§ INPUT RECORDS
────────────────

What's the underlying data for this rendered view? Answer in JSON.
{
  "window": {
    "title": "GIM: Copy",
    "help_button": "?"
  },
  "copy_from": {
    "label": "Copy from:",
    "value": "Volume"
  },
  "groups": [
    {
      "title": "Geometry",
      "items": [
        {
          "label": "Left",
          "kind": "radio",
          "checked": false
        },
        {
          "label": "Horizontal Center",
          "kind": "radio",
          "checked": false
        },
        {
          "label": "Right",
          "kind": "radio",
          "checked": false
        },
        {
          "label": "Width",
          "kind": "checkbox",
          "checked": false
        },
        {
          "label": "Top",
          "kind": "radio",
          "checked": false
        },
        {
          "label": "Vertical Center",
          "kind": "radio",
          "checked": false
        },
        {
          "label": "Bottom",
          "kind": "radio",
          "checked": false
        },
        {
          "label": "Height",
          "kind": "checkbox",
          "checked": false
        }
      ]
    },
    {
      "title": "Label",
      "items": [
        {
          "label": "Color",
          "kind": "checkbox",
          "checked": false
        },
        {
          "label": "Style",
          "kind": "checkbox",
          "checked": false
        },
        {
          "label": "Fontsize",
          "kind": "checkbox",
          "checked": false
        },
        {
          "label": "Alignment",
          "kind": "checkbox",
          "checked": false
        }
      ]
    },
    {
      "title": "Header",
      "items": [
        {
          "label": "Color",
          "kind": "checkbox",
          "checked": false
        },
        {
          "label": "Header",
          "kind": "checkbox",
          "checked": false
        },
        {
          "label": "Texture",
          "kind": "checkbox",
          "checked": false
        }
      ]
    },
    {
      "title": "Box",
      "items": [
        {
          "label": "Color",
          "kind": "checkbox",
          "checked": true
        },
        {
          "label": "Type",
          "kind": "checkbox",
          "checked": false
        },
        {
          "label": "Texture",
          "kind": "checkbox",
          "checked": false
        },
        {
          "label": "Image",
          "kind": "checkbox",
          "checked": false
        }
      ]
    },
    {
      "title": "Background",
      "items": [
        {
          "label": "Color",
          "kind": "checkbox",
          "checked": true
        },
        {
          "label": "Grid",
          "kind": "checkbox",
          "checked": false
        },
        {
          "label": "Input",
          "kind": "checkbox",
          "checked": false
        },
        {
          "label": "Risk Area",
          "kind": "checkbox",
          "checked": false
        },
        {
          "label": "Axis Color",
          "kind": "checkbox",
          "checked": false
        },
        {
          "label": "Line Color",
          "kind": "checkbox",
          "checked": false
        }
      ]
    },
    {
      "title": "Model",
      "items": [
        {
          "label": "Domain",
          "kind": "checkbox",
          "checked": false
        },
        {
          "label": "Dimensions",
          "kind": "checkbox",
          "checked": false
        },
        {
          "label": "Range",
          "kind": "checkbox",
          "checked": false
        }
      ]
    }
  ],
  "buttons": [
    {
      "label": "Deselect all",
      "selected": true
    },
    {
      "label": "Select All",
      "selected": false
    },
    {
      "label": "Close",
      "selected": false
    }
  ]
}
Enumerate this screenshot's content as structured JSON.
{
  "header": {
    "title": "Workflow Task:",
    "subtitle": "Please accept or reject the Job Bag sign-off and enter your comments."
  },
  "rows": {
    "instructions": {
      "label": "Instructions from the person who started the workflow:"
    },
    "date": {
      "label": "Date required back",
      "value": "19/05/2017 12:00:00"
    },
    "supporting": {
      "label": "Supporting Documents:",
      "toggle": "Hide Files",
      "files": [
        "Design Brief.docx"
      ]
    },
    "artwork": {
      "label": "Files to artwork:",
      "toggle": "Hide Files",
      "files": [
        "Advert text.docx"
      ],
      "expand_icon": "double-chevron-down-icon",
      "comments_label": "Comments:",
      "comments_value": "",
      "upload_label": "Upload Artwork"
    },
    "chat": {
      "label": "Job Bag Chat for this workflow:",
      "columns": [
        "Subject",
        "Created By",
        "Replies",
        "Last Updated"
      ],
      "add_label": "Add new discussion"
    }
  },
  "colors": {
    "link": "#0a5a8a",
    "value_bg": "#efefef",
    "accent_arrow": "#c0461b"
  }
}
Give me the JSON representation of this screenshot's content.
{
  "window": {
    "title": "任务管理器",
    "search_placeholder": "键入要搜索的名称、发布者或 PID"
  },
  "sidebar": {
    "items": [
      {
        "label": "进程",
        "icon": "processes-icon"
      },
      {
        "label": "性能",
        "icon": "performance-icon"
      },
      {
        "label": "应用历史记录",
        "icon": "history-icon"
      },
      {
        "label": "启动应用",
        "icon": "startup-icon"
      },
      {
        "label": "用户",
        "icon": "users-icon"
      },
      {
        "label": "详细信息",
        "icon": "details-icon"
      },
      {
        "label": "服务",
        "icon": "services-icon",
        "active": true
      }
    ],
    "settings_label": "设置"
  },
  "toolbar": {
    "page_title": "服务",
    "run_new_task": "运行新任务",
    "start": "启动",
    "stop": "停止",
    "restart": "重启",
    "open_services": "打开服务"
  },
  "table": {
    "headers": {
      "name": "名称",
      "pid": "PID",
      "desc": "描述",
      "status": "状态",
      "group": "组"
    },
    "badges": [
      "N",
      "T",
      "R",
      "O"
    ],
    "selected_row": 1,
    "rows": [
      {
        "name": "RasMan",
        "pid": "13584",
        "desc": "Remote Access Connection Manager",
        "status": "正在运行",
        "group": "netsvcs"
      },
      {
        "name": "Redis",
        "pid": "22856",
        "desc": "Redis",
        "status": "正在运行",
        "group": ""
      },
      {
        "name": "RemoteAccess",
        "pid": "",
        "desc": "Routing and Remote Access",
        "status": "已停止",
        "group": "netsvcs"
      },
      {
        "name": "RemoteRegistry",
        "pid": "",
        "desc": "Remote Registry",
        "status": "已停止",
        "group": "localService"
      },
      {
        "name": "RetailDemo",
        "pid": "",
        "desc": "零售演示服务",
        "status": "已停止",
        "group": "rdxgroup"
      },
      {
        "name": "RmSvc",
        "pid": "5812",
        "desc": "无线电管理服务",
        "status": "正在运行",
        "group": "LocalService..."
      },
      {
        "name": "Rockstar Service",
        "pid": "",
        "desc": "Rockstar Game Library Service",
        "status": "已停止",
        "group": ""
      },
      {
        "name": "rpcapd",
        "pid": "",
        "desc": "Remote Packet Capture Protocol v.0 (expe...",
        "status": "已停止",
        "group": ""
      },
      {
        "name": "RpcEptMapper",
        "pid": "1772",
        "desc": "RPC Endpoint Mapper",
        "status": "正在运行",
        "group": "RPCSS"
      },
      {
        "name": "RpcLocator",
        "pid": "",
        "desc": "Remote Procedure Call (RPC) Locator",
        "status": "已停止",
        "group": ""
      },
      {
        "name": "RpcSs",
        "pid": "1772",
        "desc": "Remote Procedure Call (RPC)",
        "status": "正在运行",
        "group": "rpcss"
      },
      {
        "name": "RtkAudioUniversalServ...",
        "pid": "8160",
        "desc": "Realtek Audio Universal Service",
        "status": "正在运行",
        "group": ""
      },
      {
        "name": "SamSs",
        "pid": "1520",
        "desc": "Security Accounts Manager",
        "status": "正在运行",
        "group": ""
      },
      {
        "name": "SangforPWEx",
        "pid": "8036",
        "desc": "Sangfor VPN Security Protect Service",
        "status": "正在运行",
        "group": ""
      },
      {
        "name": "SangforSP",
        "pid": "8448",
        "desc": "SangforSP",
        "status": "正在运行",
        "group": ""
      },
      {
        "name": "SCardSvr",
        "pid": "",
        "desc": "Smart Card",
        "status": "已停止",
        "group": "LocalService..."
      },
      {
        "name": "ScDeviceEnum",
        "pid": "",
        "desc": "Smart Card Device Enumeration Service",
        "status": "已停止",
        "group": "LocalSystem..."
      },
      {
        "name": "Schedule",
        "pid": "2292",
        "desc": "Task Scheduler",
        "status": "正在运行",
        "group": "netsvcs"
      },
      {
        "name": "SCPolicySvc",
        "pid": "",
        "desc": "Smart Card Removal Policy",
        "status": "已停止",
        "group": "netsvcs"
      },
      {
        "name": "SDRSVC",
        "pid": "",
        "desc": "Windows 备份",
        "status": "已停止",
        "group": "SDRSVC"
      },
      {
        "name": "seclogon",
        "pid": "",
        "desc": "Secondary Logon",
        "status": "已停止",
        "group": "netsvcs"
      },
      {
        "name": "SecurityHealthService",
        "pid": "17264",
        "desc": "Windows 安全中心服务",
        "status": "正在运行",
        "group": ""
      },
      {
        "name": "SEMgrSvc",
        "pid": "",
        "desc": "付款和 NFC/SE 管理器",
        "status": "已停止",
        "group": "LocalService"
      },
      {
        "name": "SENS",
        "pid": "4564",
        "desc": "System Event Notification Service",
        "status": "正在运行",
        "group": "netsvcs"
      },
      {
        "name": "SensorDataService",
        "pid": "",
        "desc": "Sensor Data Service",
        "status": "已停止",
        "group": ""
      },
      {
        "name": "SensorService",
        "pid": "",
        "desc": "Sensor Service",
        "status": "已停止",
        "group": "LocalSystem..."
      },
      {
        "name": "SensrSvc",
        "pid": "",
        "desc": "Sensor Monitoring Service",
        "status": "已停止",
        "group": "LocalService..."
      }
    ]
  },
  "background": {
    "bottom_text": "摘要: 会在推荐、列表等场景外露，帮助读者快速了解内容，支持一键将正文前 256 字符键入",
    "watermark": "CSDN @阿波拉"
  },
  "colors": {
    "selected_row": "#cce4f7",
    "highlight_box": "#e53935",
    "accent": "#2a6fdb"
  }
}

────────────────

§ TASK DETAILS
Filter the entries down to the lines with the word "Call" in them.

§ WRITTEN ANSWER
        "desc": "Remote Procedure Call (RPC) Locator",
        "desc": "Remote Procedure Call (RPC)",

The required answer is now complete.